Count every line of the listing where the string "cartoni" occurs, and reply with the count alone.
(begin)
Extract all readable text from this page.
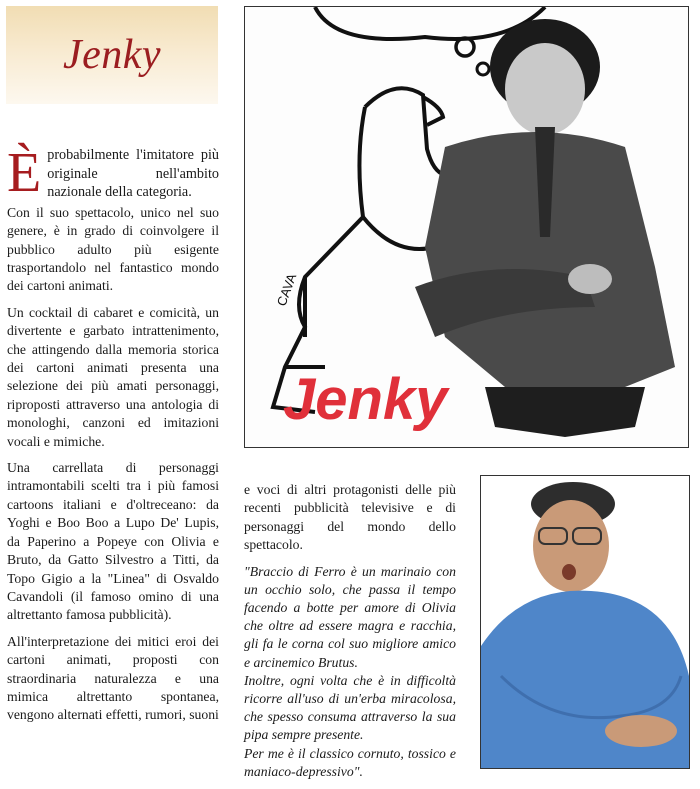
Jenky

Èprobabilmente l'imitatore più originale nell'ambito nazionale della categoria.

Con il suo spettacolo, unico nel suo genere, è in grado di coinvolgere il pubblico adulto più esigente trasportandolo nel fantastico mondo dei cartoni animati.

Un cocktail di cabaret e comicità, un divertente e garbato intrattenimento, che attingendo dalla memoria storica dei cartoni animati presenta una selezione dei più amati personaggi, riproposti attraverso una antologia di monologhi, canzoni ed imitazioni vocali e mimiche.

Una carrellata di personaggi intramontabili scelti tra i più famosi cartoons italiani e d'oltreceano: da Yoghi e Boo Boo a Lupo De' Lupis, da Paperino a Popeye con Olivia e Bruto, da Gatto Silvestro a Titti, da Topo Gigio a la "Linea" di Osvaldo Cavandoli (il famoso omino di una altrettanto famosa pubblicità).

All'interpretazione dei mitici eroi dei cartoni animati, proposti con straordinaria naturalezza e una mimica altrettanto spontanea, vengono alternati effetti, rumori, suoni

e voci di altri protagonisti delle più recenti pubblicità televisive e di personaggi del mondo dello spettacolo.

"Braccio di Ferro è un marinaio con un occhio solo, che passa il tempo facendo a botte per amore di Olivia che oltre ad essere magra e racchia, gli fa le corna col suo migliore amico e arcinemico Brutus.
Inoltre, ogni volta che è in difficoltà ricorre all'uso di un'erba miracolosa, che spesso consuma attraverso la sua pipa sempre presente.
Per me è il classico cornuto, tossico e maniaco-depressivo".

CAVA
Jenky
(end)
**Expected answer:**
3